* [Exercise instructions]:
- A) Repeat word for word the passage of the text on country shows starting with "This is here" and going on through "crowds prove it.".
- B) Answer these questions from the piece on country shows:
(i) How many days does the Easter Show last?
(ii) What is fairy floss?
(iii) How thick are the logs in the woodchop events usually?
- C) Resume the account of country shows after its last sentence and carry it further.

This is here mainly for the pics, but I wrote most of the text when the internet was young, so I will use it. Some pics from 2025, some from 2012.
Every town and city of any pretension has its show, but I need to distinguish ‘the show’, which is the Royal Agricultural Society's ‘Easter Show’ from other smaller imitations around the state. I will say more about the ten-day Easter Show later: first, let's look more closely at the rural show, for most country towns of any size will have one, and these were the fore-runners of the ‘Show’ that everybody knows and loves today. The crowds prove it.
There is an established circuit for the country shows, and
the show folk follow the same route each year, with hoop-las, shooting
galleries (if there are prizes to be won, the sights on the rifles will be
bent), darts games, mirror maze, hot dog vans, fairy floss (pink spun sugar)
machines, and all manner of ‘try your luck’ routines. And since they only come
once a year, there is always a market for their offerings.
Then there are the prizes for cut flowers, where the local Dahlia specialist can display all of his
(or her) prize blooms, or those that have survived the opposition's sneaking
around at night to lob buckets of snails into the specialist's garden.
This is a serious business to the locals, and whole families seek to dominate certain sections in the arts and crafts pavilion. Outside, others are equally competitive in the pet shows and pony shows, or in the displays of livestock, but in the main ring, something different is going on. Here are three shots of the daily Grand Parade, taken in 2012,
There are organised groups who follow the shows, just to take part in the equestrian events. For weeks, months even, they follow the circuit, riding their horses in every possible event, and competing with the few local hopefuls who mostly enter only at the lower grades. There are also places where city folk can Meet the Animals Depending on the showground, which usually surrounds the local football field, there may also be trotting races, where a horse tows a skeletal gig (hardly more than two light shafts, a seat and two bicycle wheels) around a track. In a few towns, they may even organise the local picnic races to coincide with the show.
The most spectacular event at the show is always the woodchop
events. The men who enter these ‘races’ have spent their lives working on
hardwood, and they have axes which are razor sharp. The logs they have to chop
are usually about a foot (30 cm) through, and they are all seasoned gum.
One type of event involves standing on a length of log,
mounted on a metal stand, and chopping through the log, chopping out two V
shapes between the axeman's feet. This simulates the work of cutting a fallen
tree into haulable lengths, but the more exciting event simulates actually
felling a tree.

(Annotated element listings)
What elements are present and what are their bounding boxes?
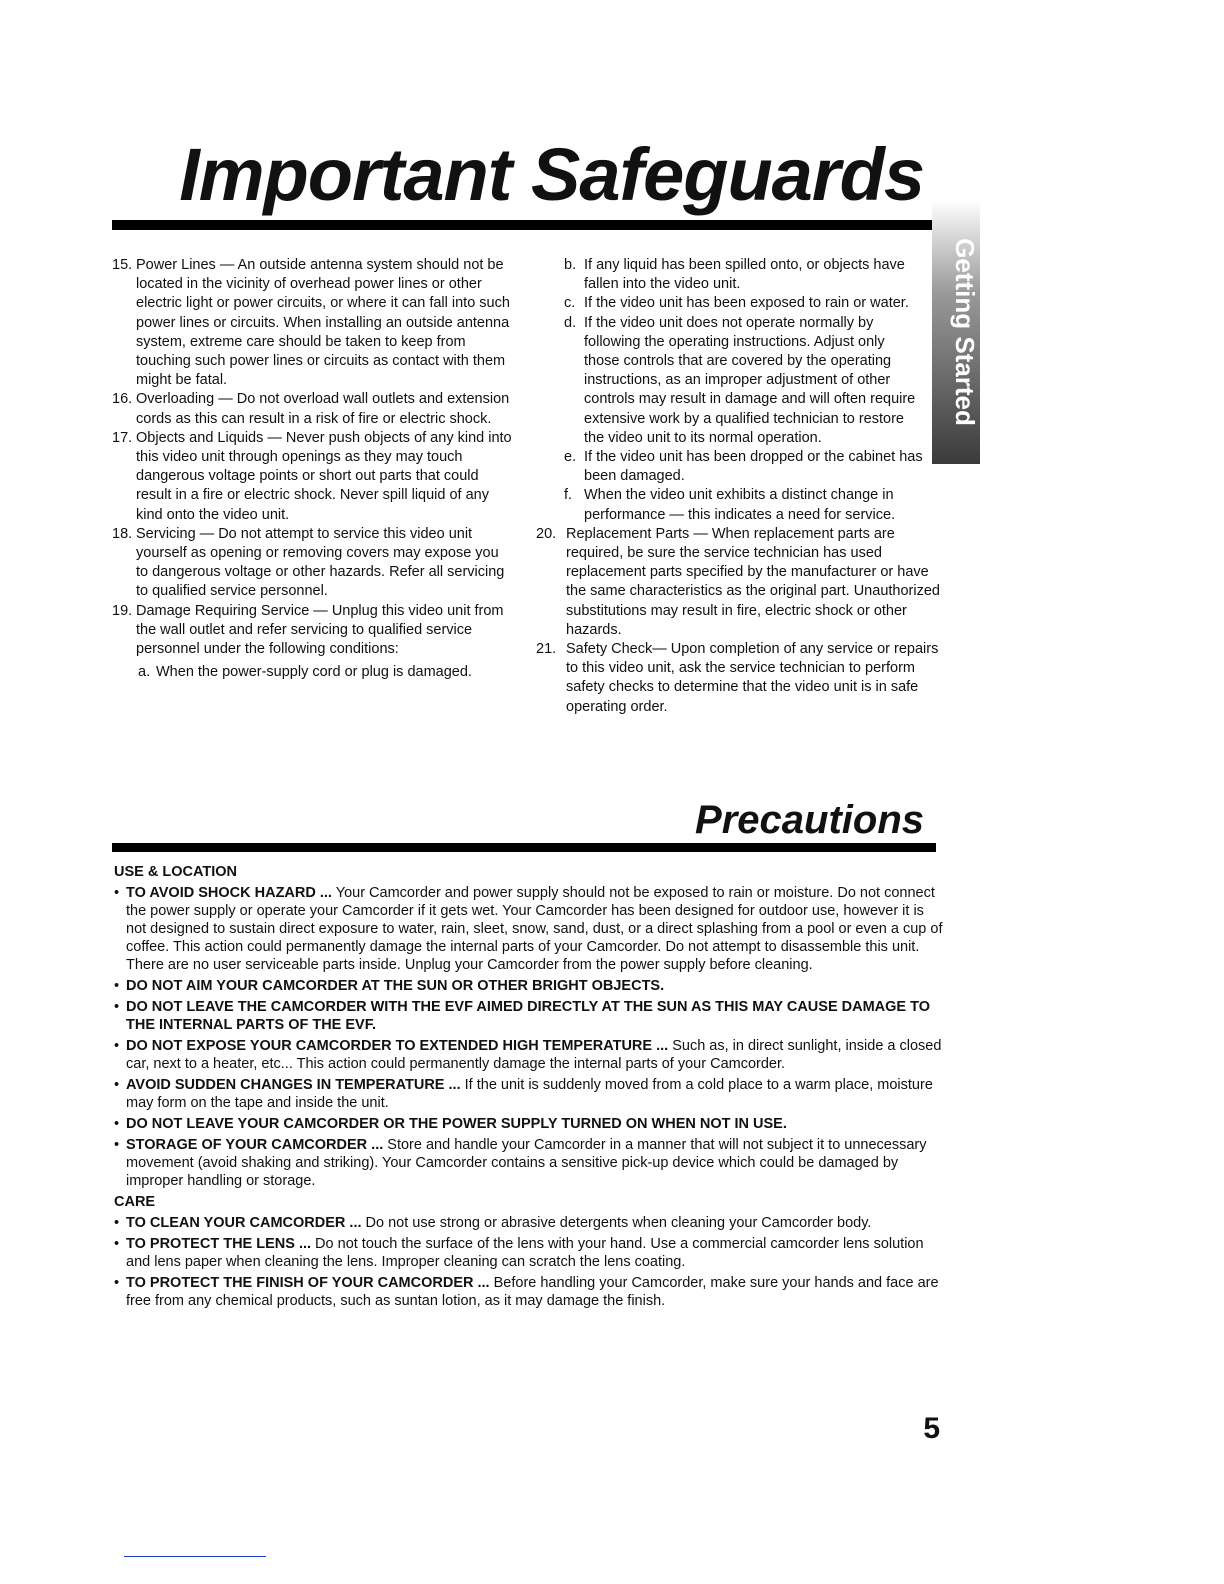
condition-letter: b.	[564, 257, 577, 273]
care-text: Before handling your Camcorder, make sure your hands and face are free from any chemical products, such as suntan lotion, as it may damage the finish.	[126, 1275, 939, 1309]
precaution-item	[114, 977, 944, 995]
condition-text: If the video unit has been exposed to rain or water.	[584, 295, 909, 312]
item-number: 20.	[536, 525, 557, 542]
item-number: 17.	[112, 429, 133, 446]
title-rule	[112, 220, 936, 230]
condition-item	[564, 256, 940, 294]
safeguard-item	[112, 429, 512, 525]
precaution-item	[114, 884, 944, 974]
bullet-mark: •	[114, 1116, 120, 1132]
condition-letter: a.	[138, 664, 151, 681]
precautions-title: Precautions	[695, 798, 924, 842]
condition-item	[564, 486, 940, 524]
page-title: Important Safeguards	[179, 133, 924, 216]
item-number: 15.	[112, 257, 133, 273]
item-text: Overloading — Do not overload wall outlets and extension cords as this can result in a risk of fire or electric shock.	[136, 391, 510, 427]
condition-item	[138, 663, 512, 682]
bullet-mark: •	[114, 885, 120, 901]
item-number: 18.	[112, 525, 133, 542]
precaution-label: AVOID SUDDEN CHANGES IN TEMPERATURE ...	[126, 1077, 461, 1093]
safeguard-item	[536, 640, 940, 717]
precaution-text: Store and handle your Camcorder in a manner that will not subject it to unnecessary movement (avoid shaking and striking). Your Camcorder contains a sensitive pick-up device which could be damaged by improper handling or storage.	[126, 1137, 927, 1189]
bullet-mark: •	[114, 1275, 120, 1291]
precaution-label: TO AVOID SHOCK HAZARD ...	[126, 885, 332, 901]
item-text: Servicing — Do not attempt to service this video unit yourself as opening or removing covers may expose you to dangerous voltage or other hazards. Refer all servicing to qualified service personnel.	[136, 525, 505, 600]
care-item	[114, 1235, 944, 1271]
precautions-section	[114, 861, 944, 1313]
precaution-item	[114, 1076, 944, 1112]
item-number: 19.	[112, 602, 133, 619]
care-label: TO PROTECT THE LENS ...	[126, 1236, 312, 1252]
bullet-mark: •	[114, 1077, 120, 1093]
safeguard-item	[112, 390, 512, 428]
item-text: Objects and Liquids — Never push objects of any kind into this video unit through openings as they may touch dangerous voltage points or short out parts that could result in a fire or electric shock. Never spill liquid of any kind onto the video unit.	[136, 429, 512, 523]
item-text: Replacement Parts — When replacement parts are required, be sure the service technician has used replacement parts specified by the manufacturer or have the same characteristics as the original part. Unauthorized substitutions may result in fire, electric shock or other hazards.	[566, 525, 940, 638]
bullet-mark: •	[114, 1236, 120, 1252]
condition-item	[564, 294, 940, 313]
safeguard-item	[112, 602, 512, 660]
side-tab-label: Getting Started	[950, 238, 980, 426]
condition-letter: d.	[564, 314, 577, 331]
care-item	[114, 1214, 944, 1232]
safeguards-left-column	[112, 256, 512, 682]
condition-letter: c.	[564, 295, 576, 312]
condition-item	[564, 314, 924, 448]
precautions-rule	[112, 843, 936, 852]
bullet-mark: •	[114, 1038, 120, 1054]
item-text: Safety Check— Upon completion of any service or repairs to this video unit, ask the service technician to perform safety checks to determine that the video unit is in safe operating order.	[566, 641, 939, 715]
care-text: Do not touch the surface of the lens with your hand. Use a commercial camcorder lens solution and lens paper when cleaning the lens. Improper cleaning can scratch the lens coating.	[126, 1236, 924, 1270]
precaution-item	[114, 1037, 944, 1073]
item-text: Power Lines — An outside antenna system should not be located in the vicinity of overhead power lines or other electric light or power circuits, or where it can fall into such power lines or circuits. When installing an outside antenna system, extreme care should be taken to keep from touching such power lines or circuits as contact with them might be fatal.	[136, 257, 510, 389]
safeguard-item	[112, 525, 512, 602]
condition-item	[564, 448, 940, 486]
precaution-label: DO NOT EXPOSE YOUR CAMCORDER TO EXTENDED HIGH TEMPERATURE ...	[126, 1038, 669, 1054]
care-item	[114, 1274, 944, 1310]
precaution-label: DO NOT AIM YOUR CAMCORDER AT THE SUN OR OTHER BRIGHT OBJECTS.	[126, 978, 665, 994]
condition-text: If any liquid has been spilled onto, or objects have fallen into the video unit.	[584, 257, 905, 293]
footer-line	[124, 1556, 266, 1557]
item-number: 16.	[112, 391, 133, 408]
precaution-item	[114, 1115, 944, 1133]
item-text: Damage Requiring Service — Unplug this video unit from the wall outlet and refer servicing to qualified service personnel under the following conditions:	[136, 602, 504, 658]
condition-letter: f.	[564, 487, 573, 504]
condition-text: If the video unit does not operate normally by following the operating instructions. Adjust only those controls that are covered by the operating instructions, as an improper adjustment of other controls may result in damage and will often require extensive work by a qualified technician to restore the video unit to its normal operation.	[584, 314, 916, 446]
safeguards-right-column	[536, 256, 940, 717]
precaution-text: If the unit is suddenly moved from a cold place to a warm place, moisture may form on the tape and inside the unit.	[126, 1077, 933, 1111]
care-heading: CARE	[114, 1194, 156, 1210]
bullet-mark: •	[114, 1215, 120, 1231]
precaution-item	[114, 1136, 944, 1190]
condition-text: When the video unit exhibits a distinct change in performance — this indicates a need for service.	[584, 487, 896, 523]
care-text: Do not use strong or abrasive detergents when cleaning your Camcorder body.	[361, 1215, 872, 1231]
condition-text: If the video unit has been dropped or the cabinet has been damaged.	[584, 449, 923, 485]
bullet-mark: •	[114, 978, 120, 994]
precaution-label: DO NOT LEAVE THE CAMCORDER WITH THE EVF AIMED DIRECTLY AT THE SUN AS THIS MAY CAUSE DAMAGE TO THE INTERNAL PARTS OF THE EVF.	[126, 999, 930, 1033]
bullet-mark: •	[114, 999, 120, 1015]
precaution-label: DO NOT LEAVE YOUR CAMCORDER OR THE POWER SUPPLY TURNED ON WHEN NOT IN USE.	[126, 1116, 787, 1132]
care-label: TO PROTECT THE FINISH OF YOUR CAMCORDER ...	[126, 1275, 490, 1291]
precaution-text: Your Camcorder and power supply should not be exposed to rain or moisture. Do not connect the power supply or operate your Camcorder if it gets wet. Your Camcorder has been designed for outdoor use, however it is not designed to sustain direct exposure to water, rain, sleet, snow, sand, dust, or a direct splashing from a pool or even a cup of coffee. This action could permanently damage the internal parts of your Camcorder. Do not attempt to disassemble this unit. There are no user serviceable parts inside. Unplug your Camcorder from the power supply before cleaning.	[126, 885, 943, 973]
safeguard-item	[536, 525, 940, 640]
precaution-text: Such as, in direct sunlight, inside a closed car, next to a heater, etc... This action could permanently damage the internal parts of your Camcorder.	[126, 1038, 942, 1072]
condition-letter: e.	[564, 449, 577, 466]
precaution-item	[114, 998, 944, 1034]
item-number: 21.	[536, 641, 557, 658]
precaution-label: STORAGE OF YOUR CAMCORDER ...	[126, 1137, 384, 1153]
bullet-mark: •	[114, 1137, 120, 1153]
page-number: 5	[923, 1412, 940, 1445]
condition-text: When the power-supply cord or plug is damaged.	[156, 664, 472, 681]
care-label: TO CLEAN YOUR CAMCORDER ...	[126, 1215, 362, 1231]
safeguard-item	[112, 256, 512, 390]
use-location-heading: USE & LOCATION	[114, 864, 237, 880]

* [In response]:
- A)
This is here mainly for the pics, but I wrote most of the text when the internet was young, so I will use it. Some pics from 2025, some from 2012.
Every town and city of any pretension has its show, but I need to distinguish ‘the show’, which is the Royal Agricultural Society's ‘Easter Show’ from other smaller imitations around the state. I will say more about the ten-day Easter Show later: first, let's look more closely at the rural show, for most country towns of any size will have one, and these were the fore-runners of the ‘Show’ that everybody knows and loves today. The crowds prove it.

- B)
(i) Ten days.
(ii) Pink spun sugar.
(iii) About a foot (30 cm) through.

- C)
Gum trees usually have a broad buttress at the base, so
timber-getters always cut through a tree several metres above ground level. To
get there, they cut into the tree at about shoulder height, insert a plank,
swing up onto it, cut a second plank-hole, insert a second plank, clamber up
onto that, and so on. In the show event, the logs are set vertically in the
ground, and the wood choppers have to lop off the top section of the log, after
they have climbed up to it.
To make life more interesting, the events are run on a
handicap basis, with the ‘gun’ axeman left stranded on the ground, sometimes
until the first starter is up in the air, and almost halfway through his log,
almost ready to clamber down and re-set the planks to complete the cut from the
other side. This means that the finish is usually very close: it is also
spectacular.
Even in ‘the bush’, the life style that is represented in the
shows is one that has passed us by. Timber getters do not chop trees with axes
when they can use chain saws and bulldozers to bring the trees down faster, and
these days, there are even special chain saw races, cutting three discs from a
six-inch length of 18 inch haedwood log. Horses are only kept so people can
learn to perform on them — only the working dogs are as they always were, and I
will say more about them some other time.
But however rural life has changed, we conveniently ignore
all that at show time, especially at the serious show time when the bush comes
to the city for the Royal Easter Show, and the city visits the bush for a day
or so. There are more important things to worry about.
For a parent, survival is what counts at the Easter Show. In
the weeks leading up to the Show, men will discuss it over a beer in the pub,
offering each other handy hints. ‘Take an extra handkerchief’, growls an old
veteran. His younger companion asks if this is to keep off the dust.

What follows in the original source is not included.